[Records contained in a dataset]
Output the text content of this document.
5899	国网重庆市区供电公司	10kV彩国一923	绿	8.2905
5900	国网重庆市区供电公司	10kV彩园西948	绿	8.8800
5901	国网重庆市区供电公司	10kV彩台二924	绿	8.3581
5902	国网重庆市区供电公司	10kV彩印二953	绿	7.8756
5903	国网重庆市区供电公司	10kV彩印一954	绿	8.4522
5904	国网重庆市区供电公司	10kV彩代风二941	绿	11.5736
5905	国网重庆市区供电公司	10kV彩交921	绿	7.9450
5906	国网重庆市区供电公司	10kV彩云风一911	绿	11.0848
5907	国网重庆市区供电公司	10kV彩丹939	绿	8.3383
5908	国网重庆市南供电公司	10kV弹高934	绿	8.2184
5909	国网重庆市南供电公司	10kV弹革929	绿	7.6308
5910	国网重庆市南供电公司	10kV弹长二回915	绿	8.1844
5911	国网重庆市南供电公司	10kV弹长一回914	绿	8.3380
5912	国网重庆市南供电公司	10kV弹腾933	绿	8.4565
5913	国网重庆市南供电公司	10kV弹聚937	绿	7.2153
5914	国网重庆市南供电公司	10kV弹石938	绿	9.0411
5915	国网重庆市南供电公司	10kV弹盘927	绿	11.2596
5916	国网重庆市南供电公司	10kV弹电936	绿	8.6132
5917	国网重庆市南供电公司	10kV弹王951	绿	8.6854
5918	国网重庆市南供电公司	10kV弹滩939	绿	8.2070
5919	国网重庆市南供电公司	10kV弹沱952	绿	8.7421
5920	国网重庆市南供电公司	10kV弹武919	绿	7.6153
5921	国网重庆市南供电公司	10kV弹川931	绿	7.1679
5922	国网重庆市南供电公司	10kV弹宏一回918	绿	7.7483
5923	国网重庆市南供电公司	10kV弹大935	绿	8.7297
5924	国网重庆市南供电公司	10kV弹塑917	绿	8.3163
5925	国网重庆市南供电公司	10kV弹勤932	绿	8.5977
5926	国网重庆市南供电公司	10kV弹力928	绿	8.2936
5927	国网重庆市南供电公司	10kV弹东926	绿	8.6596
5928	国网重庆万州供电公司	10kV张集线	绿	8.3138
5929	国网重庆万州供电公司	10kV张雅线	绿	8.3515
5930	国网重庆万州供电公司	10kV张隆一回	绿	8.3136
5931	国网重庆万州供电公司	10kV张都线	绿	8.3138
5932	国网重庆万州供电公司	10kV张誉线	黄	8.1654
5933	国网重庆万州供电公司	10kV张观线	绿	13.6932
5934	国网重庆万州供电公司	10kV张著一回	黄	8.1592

[Description of the task] Extract the whole listing, character for character.

[Solution for this exercise]
Output the text content of this document.
5899	国网重庆市区供电公司	10kV彩国一923	绿	8.2905
5900	国网重庆市区供电公司	10kV彩园西948	绿	8.8800
5901	国网重庆市区供电公司	10kV彩台二924	绿	8.3581
5902	国网重庆市区供电公司	10kV彩印二953	绿	7.8756
5903	国网重庆市区供电公司	10kV彩印一954	绿	8.4522
5904	国网重庆市区供电公司	10kV彩代风二941	绿	11.5736
5905	国网重庆市区供电公司	10kV彩交921	绿	7.9450
5906	国网重庆市区供电公司	10kV彩云风一911	绿	11.0848
5907	国网重庆市区供电公司	10kV彩丹939	绿	8.3383
5908	国网重庆市南供电公司	10kV弹高934	绿	8.2184
5909	国网重庆市南供电公司	10kV弹革929	绿	7.6308
5910	国网重庆市南供电公司	10kV弹长二回915	绿	8.1844
5911	国网重庆市南供电公司	10kV弹长一回914	绿	8.3380
5912	国网重庆市南供电公司	10kV弹腾933	绿	8.4565
5913	国网重庆市南供电公司	10kV弹聚937	绿	7.2153
5914	国网重庆市南供电公司	10kV弹石938	绿	9.0411
5915	国网重庆市南供电公司	10kV弹盘927	绿	11.2596
5916	国网重庆市南供电公司	10kV弹电936	绿	8.6132
5917	国网重庆市南供电公司	10kV弹王951	绿	8.6854
5918	国网重庆市南供电公司	10kV弹滩939	绿	8.2070
5919	国网重庆市南供电公司	10kV弹沱952	绿	8.7421
5920	国网重庆市南供电公司	10kV弹武919	绿	7.6153
5921	国网重庆市南供电公司	10kV弹川931	绿	7.1679
5922	国网重庆市南供电公司	10kV弹宏一回918	绿	7.7483
5923	国网重庆市南供电公司	10kV弹大935	绿	8.7297
5924	国网重庆市南供电公司	10kV弹塑917	绿	8.3163
5925	国网重庆市南供电公司	10kV弹勤932	绿	8.5977
5926	国网重庆市南供电公司	10kV弹力928	绿	8.2936
5927	国网重庆市南供电公司	10kV弹东926	绿	8.6596
5928	国网重庆万州供电公司	10kV张集线	绿	8.3138
5929	国网重庆万州供电公司	10kV张雅线	绿	8.3515
5930	国网重庆万州供电公司	10kV张隆一回	绿	8.3136
5931	国网重庆万州供电公司	10kV张都线	绿	8.3138
5932	国网重庆万州供电公司	10kV张誉线	黄	8.1654
5933	国网重庆万州供电公司	10kV张观线	绿	13.6932
5934	国网重庆万州供电公司	10kV张著一回	黄	8.1592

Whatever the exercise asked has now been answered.